Aim →
Pick every line with "right" from the material below.

Data for processing →
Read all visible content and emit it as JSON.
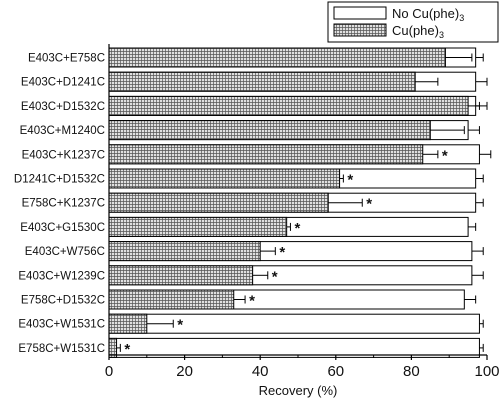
{
  "chart_data": {
    "type": "bar",
    "orientation": "horizontal",
    "categories": [
      "E403C+E758C",
      "E403C+D1241C",
      "E403C+D1532C",
      "E403C+M1240C",
      "E403C+K1237C",
      "D1241C+D1532C",
      "E758C+K1237C",
      "E403C+G1530C",
      "E403C+W756C",
      "E403C+W1239C",
      "E758C+D1532C",
      "E403C+W1531C",
      "E758C+W1531C"
    ],
    "series": [
      {
        "name": "No Cu(phe)3",
        "fill": "#ffffff",
        "values": [
          97,
          97,
          97,
          95,
          98,
          97,
          97,
          95,
          96,
          96,
          94,
          98,
          98
        ],
        "errors": [
          2,
          3,
          3,
          3,
          3,
          2,
          2,
          2,
          3,
          3,
          3,
          1,
          1
        ]
      },
      {
        "name": "Cu(phe)3",
        "fill": "#d0d0d0",
        "pattern": "crosshatch",
        "values": [
          89,
          81,
          95,
          85,
          83,
          61,
          58,
          47,
          40,
          38,
          33,
          10,
          2
        ],
        "errors": [
          7,
          6,
          3,
          9,
          4,
          1,
          9,
          1,
          4,
          4,
          3,
          7,
          1
        ]
      }
    ],
    "significance_marks": [
      "",
      "",
      "",
      "",
      "*",
      "*",
      "*",
      "*",
      "*",
      "*",
      "*",
      "*",
      "*"
    ],
    "xlabel": "Recovery (%)",
    "xlim": [
      0,
      100
    ],
    "xticks": [
      0,
      20,
      40,
      60,
      80,
      100
    ],
    "legend": {
      "placement": "top-right",
      "entries": [
        "No Cu(phe)",
        "Cu(phe)"
      ],
      "subscript": "3"
    },
    "grid": false
  }
}
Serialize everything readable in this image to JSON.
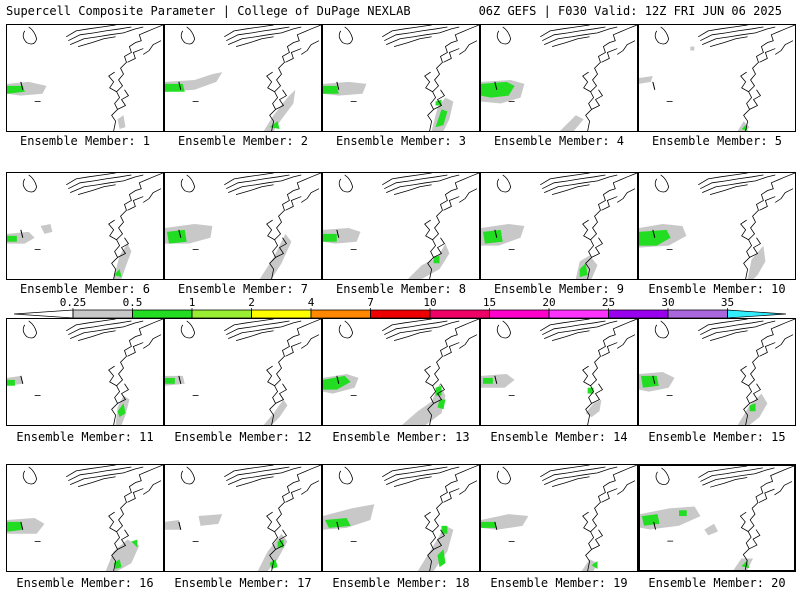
{
  "header": {
    "left": "Supercell Composite Parameter | College of DuPage NEXLAB",
    "right": "06Z GEFS | F030 Valid: 12Z FRI JUN 06 2025"
  },
  "colorbar": {
    "levels": [
      "0.25",
      "0.5",
      "1",
      "2",
      "4",
      "7",
      "10",
      "15",
      "20",
      "25",
      "30",
      "35"
    ],
    "colors": [
      "#ffffff",
      "#c8c8c8",
      "#22dd22",
      "#99ee33",
      "#ffff00",
      "#ff8800",
      "#ee0000",
      "#ee0066",
      "#ff00cc",
      "#ff33ff",
      "#9900ee",
      "#aa66dd",
      "#33eeff"
    ]
  },
  "label_prefix": "Ensemble Member: ",
  "members": [
    {
      "label": "Ensemble Member: 1",
      "highlight": false
    },
    {
      "label": "Ensemble Member: 2",
      "highlight": false
    },
    {
      "label": "Ensemble Member: 3",
      "highlight": false
    },
    {
      "label": "Ensemble Member: 4",
      "highlight": false
    },
    {
      "label": "Ensemble Member: 5",
      "highlight": false
    },
    {
      "label": "Ensemble Member: 6",
      "highlight": false
    },
    {
      "label": "Ensemble Member: 7",
      "highlight": false
    },
    {
      "label": "Ensemble Member: 8",
      "highlight": false
    },
    {
      "label": "Ensemble Member: 9",
      "highlight": false
    },
    {
      "label": "Ensemble Member: 10",
      "highlight": false
    },
    {
      "label": "Ensemble Member: 11",
      "highlight": false
    },
    {
      "label": "Ensemble Member: 12",
      "highlight": false
    },
    {
      "label": "Ensemble Member: 13",
      "highlight": false
    },
    {
      "label": "Ensemble Member: 14",
      "highlight": false
    },
    {
      "label": "Ensemble Member: 15",
      "highlight": false
    },
    {
      "label": "Ensemble Member: 16",
      "highlight": false
    },
    {
      "label": "Ensemble Member: 17",
      "highlight": false
    },
    {
      "label": "Ensemble Member: 18",
      "highlight": false
    },
    {
      "label": "Ensemble Member: 19",
      "highlight": false
    },
    {
      "label": "Ensemble Member: 20",
      "highlight": true
    }
  ]
}
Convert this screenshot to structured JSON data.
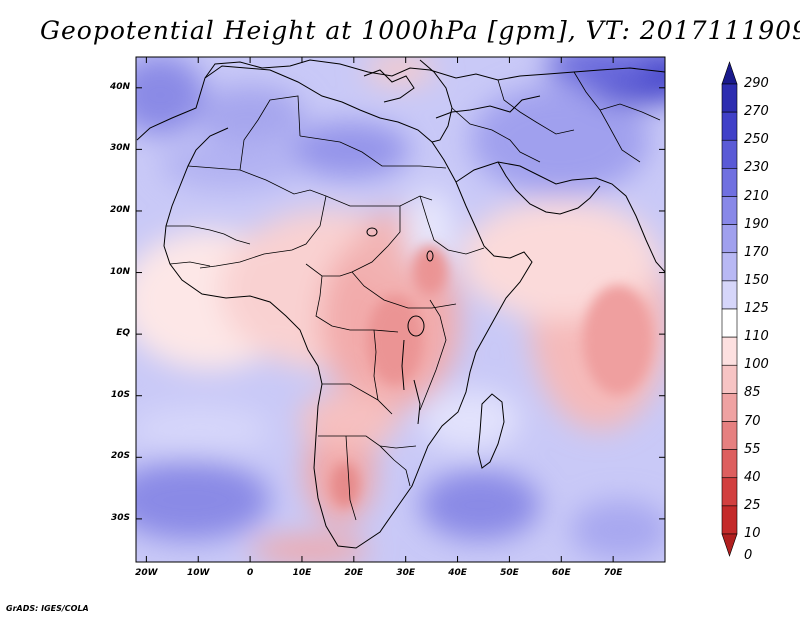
{
  "title": "Geopotential Height at 1000hPa [gpm], VT: 2017111909",
  "credit": "GrADS: IGES/COLA",
  "lat_ticks": [
    "40N",
    "30N",
    "20N",
    "10N",
    "EQ",
    "10S",
    "20S",
    "30S"
  ],
  "lon_ticks": [
    "20W",
    "10W",
    "0",
    "10E",
    "20E",
    "30E",
    "40E",
    "50E",
    "60E",
    "70E"
  ],
  "colorbar": {
    "levels": [
      "290",
      "270",
      "250",
      "230",
      "210",
      "190",
      "170",
      "150",
      "125",
      "110",
      "100",
      "85",
      "70",
      "55",
      "40",
      "25",
      "10",
      "0"
    ],
    "colors": [
      "#1a1a8c",
      "#2d2db0",
      "#4040c8",
      "#5a5ad6",
      "#7070e0",
      "#8888e8",
      "#a0a0ee",
      "#b8b8f4",
      "#d6d6fa",
      "#ffffff",
      "#fde0e0",
      "#f7c4c4",
      "#efa2a2",
      "#e68080",
      "#dd5f5f",
      "#d23f3f",
      "#c42a2a",
      "#b01f1f"
    ]
  },
  "map": {
    "lon_range": [
      -22,
      80
    ],
    "lat_range": [
      -37,
      45
    ]
  }
}
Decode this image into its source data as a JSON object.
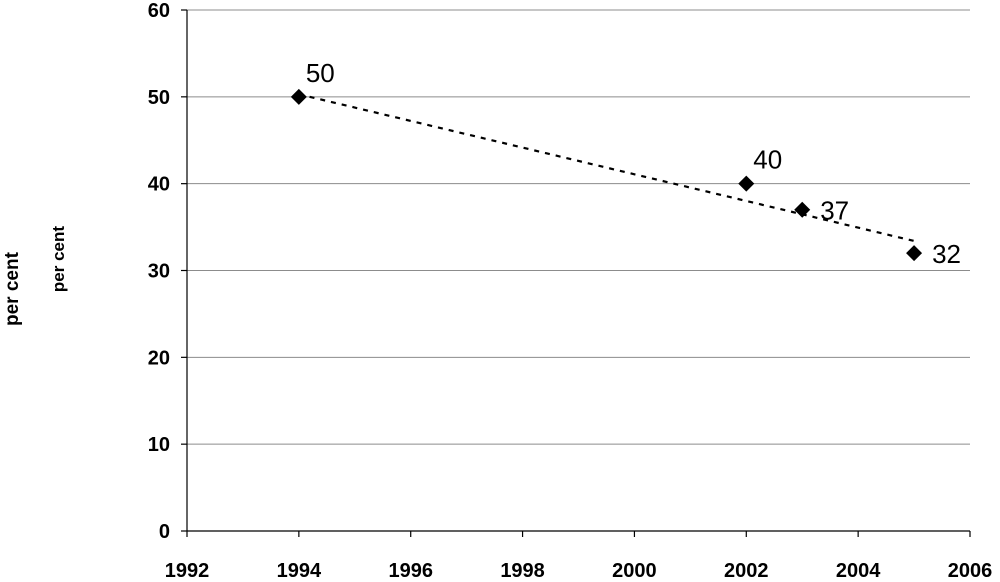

Result of this exercise →
      "placement": "top-right",
    "right": "06Z GEFS | F030 Valid: 12Z FRI JUN 06 2025"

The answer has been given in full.